Challenge: Make an exact copy of all the entries, with the pictures left out.

§

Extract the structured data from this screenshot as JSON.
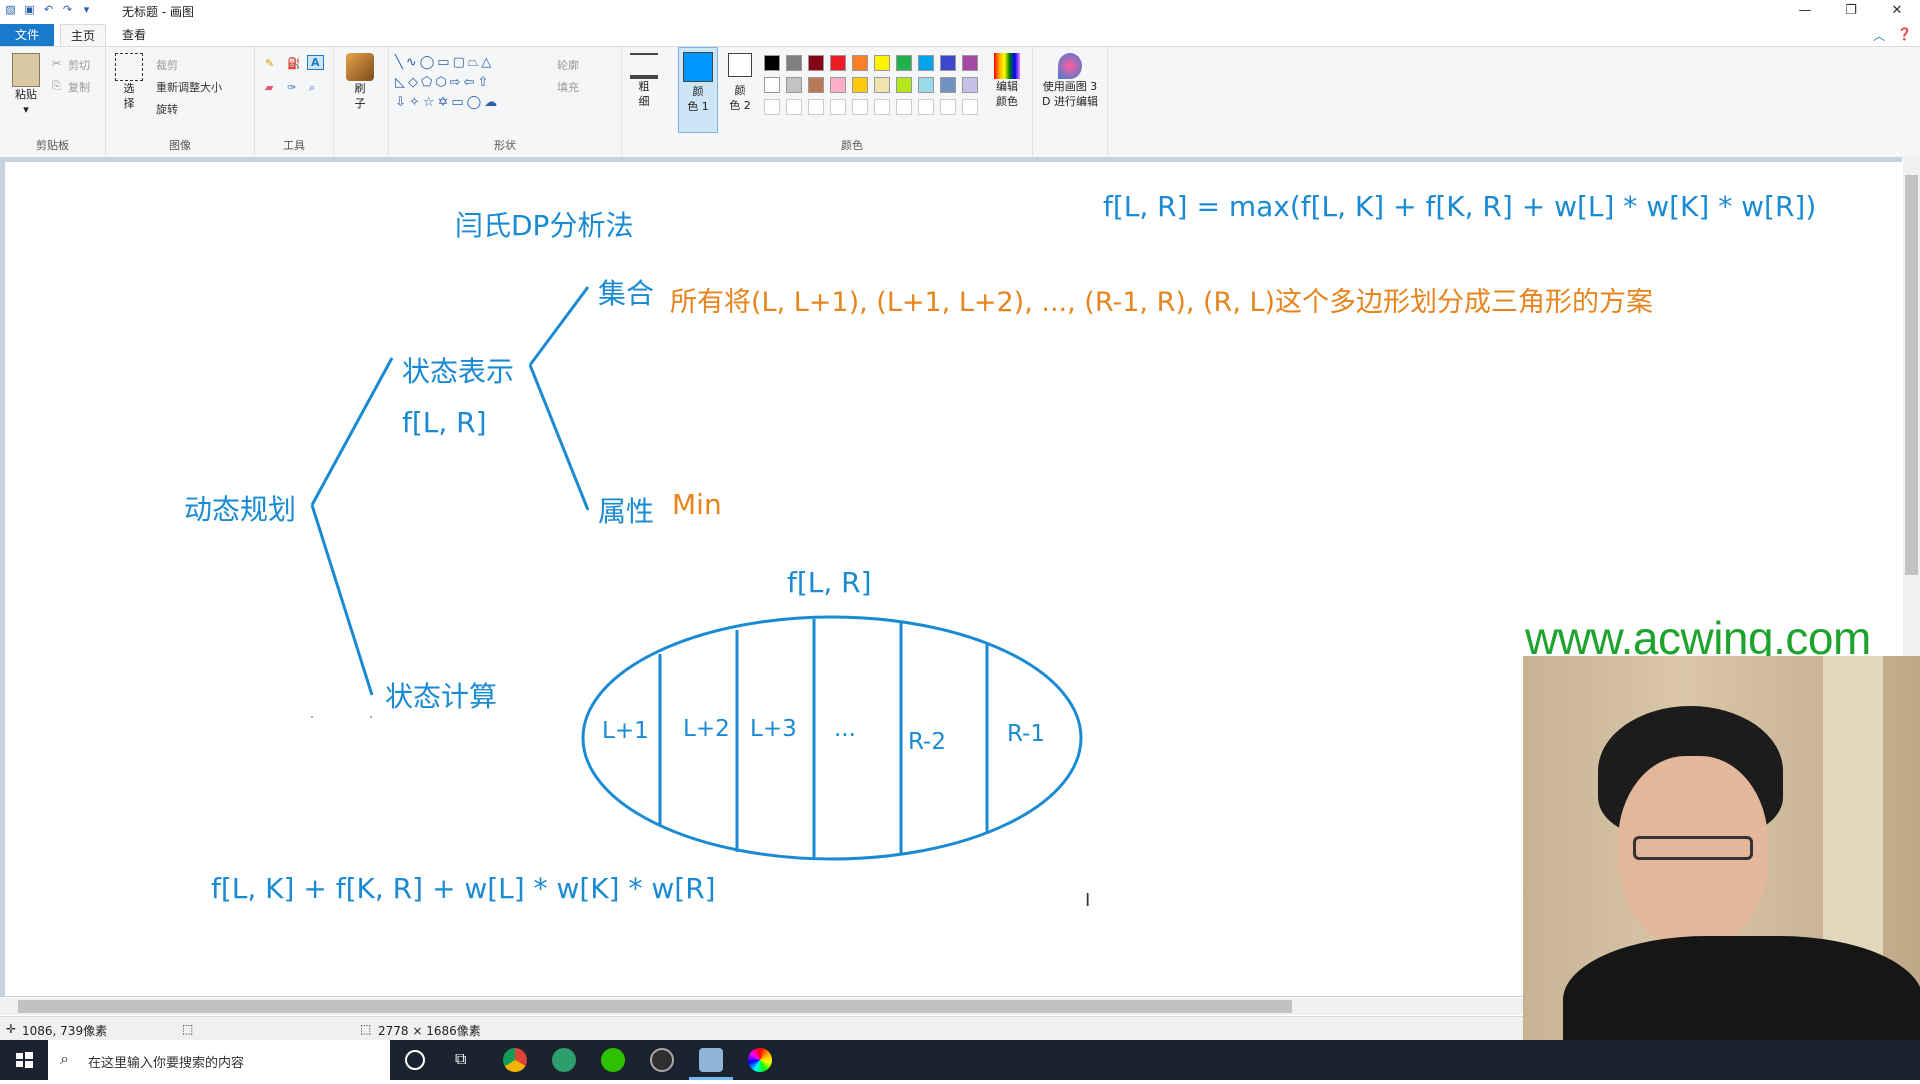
{
  "window": {
    "title": "无标题 - 画图",
    "controls": [
      "—",
      "❐",
      "✕"
    ]
  },
  "tabs": {
    "file": "文件",
    "home": "主页",
    "view": "查看"
  },
  "ribbon": {
    "clipboard": {
      "paste": "粘贴",
      "cut": "剪切",
      "copy": "复制",
      "label": "剪贴板"
    },
    "image": {
      "select_line1": "选",
      "select_line2": "择",
      "crop": "裁剪",
      "resize": "重新调整大小",
      "rotate": "旋转",
      "label": "图像"
    },
    "tools": {
      "label": "工具"
    },
    "brushes": {
      "line1": "刷",
      "line2": "子"
    },
    "shapes": {
      "outline": "轮廓",
      "fill": "填充",
      "label": "形状"
    },
    "size": {
      "line1": "粗",
      "line2": "细"
    },
    "colors": {
      "color1_line1": "颜",
      "color1_line2": "色 1",
      "color2_line1": "颜",
      "color2_line2": "色 2",
      "edit_line1": "编辑",
      "edit_line2": "颜色",
      "label": "颜色",
      "palette_row1": [
        "#000000",
        "#7f7f7f",
        "#880015",
        "#ed1c24",
        "#ff7f27",
        "#fff200",
        "#22b14c",
        "#00a2e8",
        "#3f48cc",
        "#a349a4"
      ],
      "palette_row2": [
        "#ffffff",
        "#c3c3c3",
        "#b97a57",
        "#ffaec9",
        "#ffc90e",
        "#efe4b0",
        "#b5e61d",
        "#99d9ea",
        "#7092be",
        "#c8bfe7"
      ],
      "color1_value": "#0096ff",
      "color2_value": "#ffffff"
    },
    "paint3d": {
      "line1": "使用画图 3",
      "line2": "D 进行编辑"
    }
  },
  "drawing": {
    "method_title": "闫氏DP分析法",
    "formula": "f[L, R]  =  max(f[L, K]  +  f[K, R]  +  w[L]  *  w[K]  *  w[R])",
    "root": "动态规划",
    "state_repr": "状态表示",
    "state_func": "f[L, R]",
    "set_label": "集合",
    "set_desc": "所有将(L, L+1), (L+1, L+2), ..., (R-1, R), (R, L)这个多边形划分成三角形的方案",
    "attr_label": "属性",
    "attr_value": "Min",
    "state_calc": "状态计算",
    "ellipse_title": "f[L, R]",
    "partitions": [
      "L+1",
      "L+2",
      "L+3",
      "...",
      "R-2",
      "R-1"
    ],
    "bottom_formula": "f[L, K]  +  f[K, R]  +  w[L]  *  w[K]  *  w[R]"
  },
  "webcam": {
    "watermark": "www.acwing.com"
  },
  "status": {
    "cursor_pos": "1086, 739像素",
    "image_size": "2778 × 1686像素"
  },
  "taskbar": {
    "search_placeholder": "在这里输入你要搜索的内容"
  }
}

§

Exercise solution:
Extract the structured data from this screenshot as JSON.
{
  "window": {
    "title": "无标题 - 画图",
    "controls": [
      "—",
      "❐",
      "✕"
    ]
  },
  "tabs": {
    "file": "文件",
    "home": "主页",
    "view": "查看"
  },
  "ribbon": {
    "clipboard": {
      "paste": "粘贴",
      "cut": "剪切",
      "copy": "复制",
      "label": "剪贴板"
    },
    "image": {
      "select_line1": "选",
      "select_line2": "择",
      "crop": "裁剪",
      "resize": "重新调整大小",
      "rotate": "旋转",
      "label": "图像"
    },
    "tools": {
      "label": "工具"
    },
    "brushes": {
      "line1": "刷",
      "line2": "子"
    },
    "shapes": {
      "outline": "轮廓",
      "fill": "填充",
      "label": "形状"
    },
    "size": {
      "line1": "粗",
      "line2": "细"
    },
    "colors": {
      "color1_line1": "颜",
      "color1_line2": "色 1",
      "color2_line1": "颜",
      "color2_line2": "色 2",
      "edit_line1": "编辑",
      "edit_line2": "颜色",
      "label": "颜色",
      "palette_row1": [
        "#000000",
        "#7f7f7f",
        "#880015",
        "#ed1c24",
        "#ff7f27",
        "#fff200",
        "#22b14c",
        "#00a2e8",
        "#3f48cc",
        "#a349a4"
      ],
      "palette_row2": [
        "#ffffff",
        "#c3c3c3",
        "#b97a57",
        "#ffaec9",
        "#ffc90e",
        "#efe4b0",
        "#b5e61d",
        "#99d9ea",
        "#7092be",
        "#c8bfe7"
      ],
      "color1_value": "#0096ff",
      "color2_value": "#ffffff"
    },
    "paint3d": {
      "line1": "使用画图 3",
      "line2": "D 进行编辑"
    }
  },
  "drawing": {
    "method_title": "闫氏DP分析法",
    "formula": "f[L, R]  =  max(f[L, K]  +  f[K, R]  +  w[L]  *  w[K]  *  w[R])",
    "root": "动态规划",
    "state_repr": "状态表示",
    "state_func": "f[L, R]",
    "set_label": "集合",
    "set_desc": "所有将(L, L+1), (L+1, L+2), ..., (R-1, R), (R, L)这个多边形划分成三角形的方案",
    "attr_label": "属性",
    "attr_value": "Min",
    "state_calc": "状态计算",
    "ellipse_title": "f[L, R]",
    "partitions": [
      "L+1",
      "L+2",
      "L+3",
      "...",
      "R-2",
      "R-1"
    ],
    "bottom_formula": "f[L, K]  +  f[K, R]  +  w[L]  *  w[K]  *  w[R]"
  },
  "webcam": {
    "watermark": "www.acwing.com"
  },
  "status": {
    "cursor_pos": "1086, 739像素",
    "image_size": "2778 × 1686像素"
  },
  "taskbar": {
    "search_placeholder": "在这里输入你要搜索的内容"
  }
}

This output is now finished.